Saved data entries
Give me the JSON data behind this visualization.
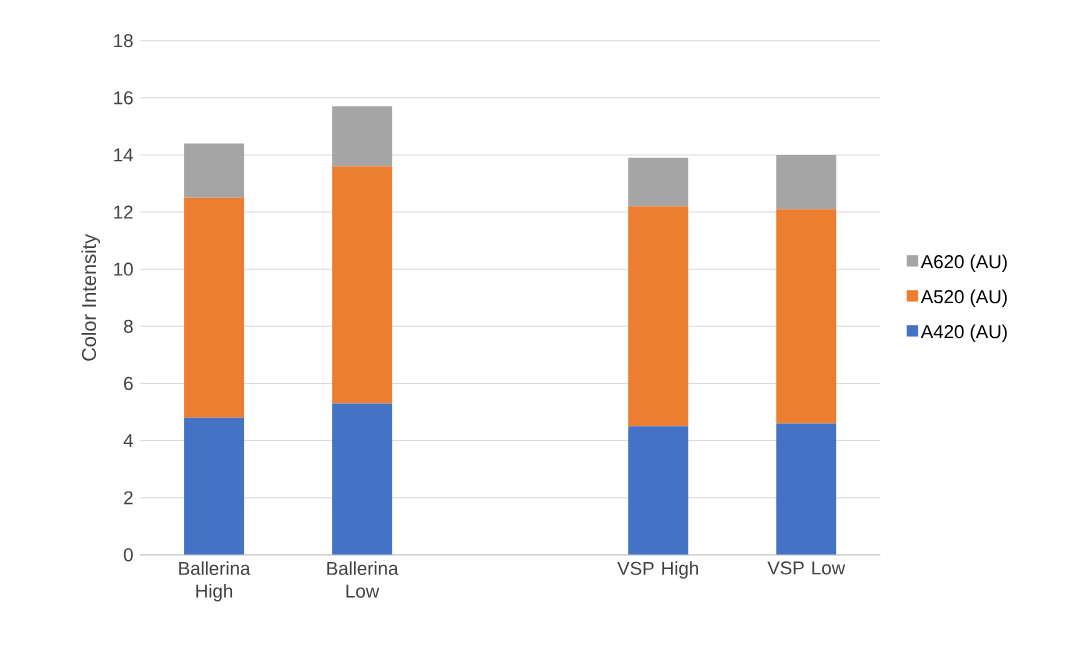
{
  "chart_data": {
    "type": "bar",
    "stacked": true,
    "ylabel": "Color Intensity",
    "categories": [
      "Ballerina High",
      "Ballerina Low",
      null,
      "VSP High",
      "VSP Low"
    ],
    "series": [
      {
        "name": "A420 (AU)",
        "color": "#4472c4",
        "values": [
          4.8,
          5.3,
          null,
          4.5,
          4.6
        ]
      },
      {
        "name": "A520 (AU)",
        "color": "#ed7d31",
        "values": [
          7.7,
          8.3,
          null,
          7.7,
          7.5
        ]
      },
      {
        "name": "A620 (AU)",
        "color": "#a5a5a5",
        "values": [
          1.9,
          2.1,
          null,
          1.7,
          1.9
        ]
      }
    ],
    "ylim": [
      0,
      18
    ],
    "yticks": [
      0,
      2,
      4,
      6,
      8,
      10,
      12,
      14,
      16,
      18
    ],
    "grid": "y",
    "legend": "right"
  }
}
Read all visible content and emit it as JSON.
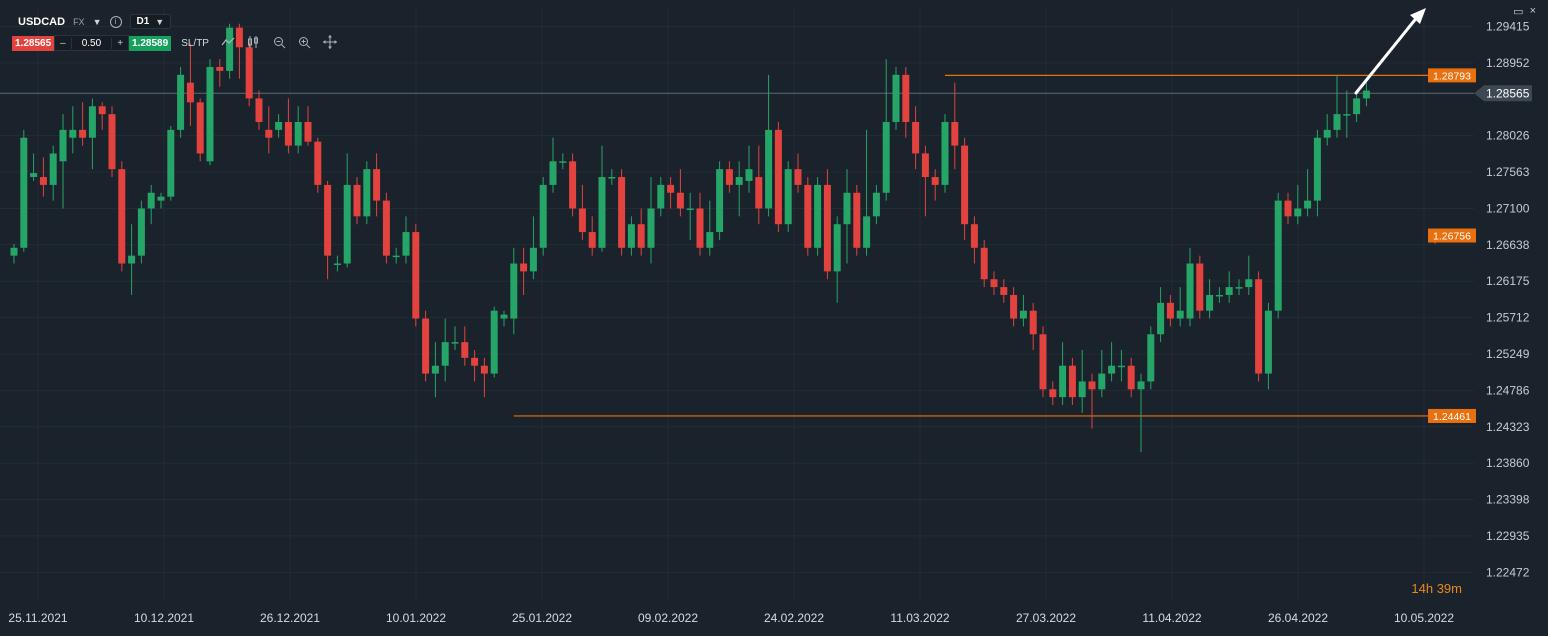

▶ **What is asked**:
Print all entries exactly. The images do not belong in the copy.

▶ **Reply to the task**:
Give me the JSON data behind this visualization.
{
  "chart_data": {
    "type": "bar",
    "stacked": true,
    "ylabel": "Color Intensity",
    "categories": [
      "Ballerina High",
      "Ballerina Low",
      null,
      "VSP High",
      "VSP Low"
    ],
    "series": [
      {
        "name": "A420 (AU)",
        "color": "#4472c4",
        "values": [
          4.8,
          5.3,
          null,
          4.5,
          4.6
        ]
      },
      {
        "name": "A520 (AU)",
        "color": "#ed7d31",
        "values": [
          7.7,
          8.3,
          null,
          7.7,
          7.5
        ]
      },
      {
        "name": "A620 (AU)",
        "color": "#a5a5a5",
        "values": [
          1.9,
          2.1,
          null,
          1.7,
          1.9
        ]
      }
    ],
    "ylim": [
      0,
      18
    ],
    "yticks": [
      0,
      2,
      4,
      6,
      8,
      10,
      12,
      14,
      16,
      18
    ],
    "grid": "y",
    "legend": "right"
  }
}
Read all visible content and emit it as JSON.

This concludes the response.